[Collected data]
___

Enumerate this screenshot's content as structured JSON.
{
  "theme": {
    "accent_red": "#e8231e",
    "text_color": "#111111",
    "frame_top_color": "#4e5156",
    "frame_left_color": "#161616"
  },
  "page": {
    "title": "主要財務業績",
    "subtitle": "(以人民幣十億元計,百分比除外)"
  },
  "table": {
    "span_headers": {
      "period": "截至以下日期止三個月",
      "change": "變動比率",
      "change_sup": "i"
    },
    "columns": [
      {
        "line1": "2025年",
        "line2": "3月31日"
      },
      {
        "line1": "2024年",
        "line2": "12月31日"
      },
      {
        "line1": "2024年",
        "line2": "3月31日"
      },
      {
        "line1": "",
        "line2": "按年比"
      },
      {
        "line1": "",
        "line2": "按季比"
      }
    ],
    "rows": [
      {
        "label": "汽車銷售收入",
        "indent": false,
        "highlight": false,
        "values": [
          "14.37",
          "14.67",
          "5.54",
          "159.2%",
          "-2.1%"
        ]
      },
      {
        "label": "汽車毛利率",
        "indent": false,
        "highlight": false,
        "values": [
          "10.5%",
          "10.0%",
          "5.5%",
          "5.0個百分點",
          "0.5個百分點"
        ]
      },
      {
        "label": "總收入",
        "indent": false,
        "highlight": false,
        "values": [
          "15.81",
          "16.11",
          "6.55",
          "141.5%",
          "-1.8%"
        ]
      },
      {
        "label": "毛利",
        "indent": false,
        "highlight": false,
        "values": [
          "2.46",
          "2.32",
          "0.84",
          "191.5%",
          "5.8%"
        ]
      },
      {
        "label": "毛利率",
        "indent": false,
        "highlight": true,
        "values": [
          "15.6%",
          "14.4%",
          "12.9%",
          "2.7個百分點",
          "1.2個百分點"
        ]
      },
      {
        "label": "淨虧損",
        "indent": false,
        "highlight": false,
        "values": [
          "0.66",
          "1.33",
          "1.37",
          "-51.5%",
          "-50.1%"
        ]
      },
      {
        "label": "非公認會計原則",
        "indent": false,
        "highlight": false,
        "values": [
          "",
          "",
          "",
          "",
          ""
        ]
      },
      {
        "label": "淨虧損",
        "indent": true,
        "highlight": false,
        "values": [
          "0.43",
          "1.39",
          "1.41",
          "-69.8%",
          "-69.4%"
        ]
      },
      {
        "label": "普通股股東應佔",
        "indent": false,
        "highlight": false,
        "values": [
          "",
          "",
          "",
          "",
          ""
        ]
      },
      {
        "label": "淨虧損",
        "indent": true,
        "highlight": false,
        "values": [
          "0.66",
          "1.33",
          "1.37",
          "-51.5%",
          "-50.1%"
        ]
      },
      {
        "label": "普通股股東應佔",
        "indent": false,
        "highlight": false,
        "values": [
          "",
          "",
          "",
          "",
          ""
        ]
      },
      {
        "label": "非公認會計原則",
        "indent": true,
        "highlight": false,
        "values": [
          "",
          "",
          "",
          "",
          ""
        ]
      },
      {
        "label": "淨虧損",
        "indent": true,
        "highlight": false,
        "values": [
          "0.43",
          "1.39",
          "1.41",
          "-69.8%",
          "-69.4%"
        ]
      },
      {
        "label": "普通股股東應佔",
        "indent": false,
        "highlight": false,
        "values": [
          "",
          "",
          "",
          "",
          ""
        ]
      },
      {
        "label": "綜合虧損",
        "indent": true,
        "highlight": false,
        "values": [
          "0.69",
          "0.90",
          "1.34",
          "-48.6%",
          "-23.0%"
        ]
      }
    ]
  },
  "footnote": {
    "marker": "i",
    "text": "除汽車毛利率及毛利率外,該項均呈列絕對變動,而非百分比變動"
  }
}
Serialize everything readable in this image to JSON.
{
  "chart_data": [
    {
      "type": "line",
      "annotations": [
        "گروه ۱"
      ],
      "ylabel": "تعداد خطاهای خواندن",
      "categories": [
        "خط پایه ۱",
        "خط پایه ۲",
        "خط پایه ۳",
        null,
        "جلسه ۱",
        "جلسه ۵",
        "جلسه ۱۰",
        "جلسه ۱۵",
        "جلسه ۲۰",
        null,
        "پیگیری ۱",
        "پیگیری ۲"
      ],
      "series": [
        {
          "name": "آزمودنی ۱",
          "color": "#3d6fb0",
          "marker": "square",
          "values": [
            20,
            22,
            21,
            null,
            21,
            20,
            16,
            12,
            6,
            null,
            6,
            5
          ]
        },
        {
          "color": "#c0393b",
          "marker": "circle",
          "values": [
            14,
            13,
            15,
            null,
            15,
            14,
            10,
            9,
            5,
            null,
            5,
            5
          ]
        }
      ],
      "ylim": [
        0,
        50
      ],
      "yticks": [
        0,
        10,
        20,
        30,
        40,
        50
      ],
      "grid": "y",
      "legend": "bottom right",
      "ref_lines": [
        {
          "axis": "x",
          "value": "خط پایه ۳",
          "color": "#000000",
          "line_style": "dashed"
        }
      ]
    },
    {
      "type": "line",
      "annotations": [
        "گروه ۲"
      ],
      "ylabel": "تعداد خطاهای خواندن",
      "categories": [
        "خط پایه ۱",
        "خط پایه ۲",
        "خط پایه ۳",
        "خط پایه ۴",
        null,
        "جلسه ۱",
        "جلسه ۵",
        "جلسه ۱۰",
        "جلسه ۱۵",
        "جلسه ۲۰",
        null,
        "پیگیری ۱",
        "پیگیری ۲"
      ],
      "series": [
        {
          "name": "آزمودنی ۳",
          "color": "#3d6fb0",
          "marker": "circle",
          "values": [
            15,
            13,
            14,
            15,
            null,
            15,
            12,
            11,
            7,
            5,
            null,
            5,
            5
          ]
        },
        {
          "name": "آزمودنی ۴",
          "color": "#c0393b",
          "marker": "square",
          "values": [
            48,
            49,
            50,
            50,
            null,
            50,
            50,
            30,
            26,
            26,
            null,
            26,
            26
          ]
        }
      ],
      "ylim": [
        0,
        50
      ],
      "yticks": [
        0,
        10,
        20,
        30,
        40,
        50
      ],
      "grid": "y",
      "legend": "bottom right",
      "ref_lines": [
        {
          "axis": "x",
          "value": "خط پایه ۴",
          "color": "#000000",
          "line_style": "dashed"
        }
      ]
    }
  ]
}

___

## What is asked
Exactly as written above, please repeat the entries.

## Result below
Enumerate this screenshot's content as structured JSON.
{
  "theme": {
    "accent_red": "#e8231e",
    "text_color": "#111111",
    "frame_top_color": "#4e5156",
    "frame_left_color": "#161616"
  },
  "page": {
    "title": "主要財務業績",
    "subtitle": "(以人民幣十億元計,百分比除外)"
  },
  "table": {
    "span_headers": {
      "period": "截至以下日期止三個月",
      "change": "變動比率",
      "change_sup": "i"
    },
    "columns": [
      {
        "line1": "2025年",
        "line2": "3月31日"
      },
      {
        "line1": "2024年",
        "line2": "12月31日"
      },
      {
        "line1": "2024年",
        "line2": "3月31日"
      },
      {
        "line1": "",
        "line2": "按年比"
      },
      {
        "line1": "",
        "line2": "按季比"
      }
    ],
    "rows": [
      {
        "label": "汽車銷售收入",
        "indent": false,
        "highlight": false,
        "values": [
          "14.37",
          "14.67",
          "5.54",
          "159.2%",
          "-2.1%"
        ]
      },
      {
        "label": "汽車毛利率",
        "indent": false,
        "highlight": false,
        "values": [
          "10.5%",
          "10.0%",
          "5.5%",
          "5.0個百分點",
          "0.5個百分點"
        ]
      },
      {
        "label": "總收入",
        "indent": false,
        "highlight": false,
        "values": [
          "15.81",
          "16.11",
          "6.55",
          "141.5%",
          "-1.8%"
        ]
      },
      {
        "label": "毛利",
        "indent": false,
        "highlight": false,
        "values": [
          "2.46",
          "2.32",
          "0.84",
          "191.5%",
          "5.8%"
        ]
      },
      {
        "label": "毛利率",
        "indent": false,
        "highlight": true,
        "values": [
          "15.6%",
          "14.4%",
          "12.9%",
          "2.7個百分點",
          "1.2個百分點"
        ]
      },
      {
        "label": "淨虧損",
        "indent": false,
        "highlight": false,
        "values": [
          "0.66",
          "1.33",
          "1.37",
          "-51.5%",
          "-50.1%"
        ]
      },
      {
        "label": "非公認會計原則",
        "indent": false,
        "highlight": false,
        "values": [
          "",
          "",
          "",
          "",
          ""
        ]
      },
      {
        "label": "淨虧損",
        "indent": true,
        "highlight": false,
        "values": [
          "0.43",
          "1.39",
          "1.41",
          "-69.8%",
          "-69.4%"
        ]
      },
      {
        "label": "普通股股東應佔",
        "indent": false,
        "highlight": false,
        "values": [
          "",
          "",
          "",
          "",
          ""
        ]
      },
      {
        "label": "淨虧損",
        "indent": true,
        "highlight": false,
        "values": [
          "0.66",
          "1.33",
          "1.37",
          "-51.5%",
          "-50.1%"
        ]
      },
      {
        "label": "普通股股東應佔",
        "indent": false,
        "highlight": false,
        "values": [
          "",
          "",
          "",
          "",
          ""
        ]
      },
      {
        "label": "非公認會計原則",
        "indent": true,
        "highlight": false,
        "values": [
          "",
          "",
          "",
          "",
          ""
        ]
      },
      {
        "label": "淨虧損",
        "indent": true,
        "highlight": false,
        "values": [
          "0.43",
          "1.39",
          "1.41",
          "-69.8%",
          "-69.4%"
        ]
      },
      {
        "label": "普通股股東應佔",
        "indent": false,
        "highlight": false,
        "values": [
          "",
          "",
          "",
          "",
          ""
        ]
      },
      {
        "label": "綜合虧損",
        "indent": true,
        "highlight": false,
        "values": [
          "0.69",
          "0.90",
          "1.34",
          "-48.6%",
          "-23.0%"
        ]
      }
    ]
  },
  "footnote": {
    "marker": "i",
    "text": "除汽車毛利率及毛利率外,該項均呈列絕對變動,而非百分比變動"
  }
}
Serialize everything readable in this image to JSON.
{
  "chart_data": [
    {
      "type": "line",
      "annotations": [
        "گروه ۱"
      ],
      "ylabel": "تعداد خطاهای خواندن",
      "categories": [
        "خط پایه ۱",
        "خط پایه ۲",
        "خط پایه ۳",
        null,
        "جلسه ۱",
        "جلسه ۵",
        "جلسه ۱۰",
        "جلسه ۱۵",
        "جلسه ۲۰",
        null,
        "پیگیری ۱",
        "پیگیری ۲"
      ],
      "series": [
        {
          "name": "آزمودنی ۱",
          "color": "#3d6fb0",
          "marker": "square",
          "values": [
            20,
            22,
            21,
            null,
            21,
            20,
            16,
            12,
            6,
            null,
            6,
            5
          ]
        },
        {
          "color": "#c0393b",
          "marker": "circle",
          "values": [
            14,
            13,
            15,
            null,
            15,
            14,
            10,
            9,
            5,
            null,
            5,
            5
          ]
        }
      ],
      "ylim": [
        0,
        50
      ],
      "yticks": [
        0,
        10,
        20,
        30,
        40,
        50
      ],
      "grid": "y",
      "legend": "bottom right",
      "ref_lines": [
        {
          "axis": "x",
          "value": "خط پایه ۳",
          "color": "#000000",
          "line_style": "dashed"
        }
      ]
    },
    {
      "type": "line",
      "annotations": [
        "گروه ۲"
      ],
      "ylabel": "تعداد خطاهای خواندن",
      "categories": [
        "خط پایه ۱",
        "خط پایه ۲",
        "خط پایه ۳",
        "خط پایه ۴",
        null,
        "جلسه ۱",
        "جلسه ۵",
        "جلسه ۱۰",
        "جلسه ۱۵",
        "جلسه ۲۰",
        null,
        "پیگیری ۱",
        "پیگیری ۲"
      ],
      "series": [
        {
          "name": "آزمودنی ۳",
          "color": "#3d6fb0",
          "marker": "circle",
          "values": [
            15,
            13,
            14,
            15,
            null,
            15,
            12,
            11,
            7,
            5,
            null,
            5,
            5
          ]
        },
        {
          "name": "آزمودنی ۴",
          "color": "#c0393b",
          "marker": "square",
          "values": [
            48,
            49,
            50,
            50,
            null,
            50,
            50,
            30,
            26,
            26,
            null,
            26,
            26
          ]
        }
      ],
      "ylim": [
        0,
        50
      ],
      "yticks": [
        0,
        10,
        20,
        30,
        40,
        50
      ],
      "grid": "y",
      "legend": "bottom right",
      "ref_lines": [
        {
          "axis": "x",
          "value": "خط پایه ۴",
          "color": "#000000",
          "line_style": "dashed"
        }
      ]
    }
  ]
}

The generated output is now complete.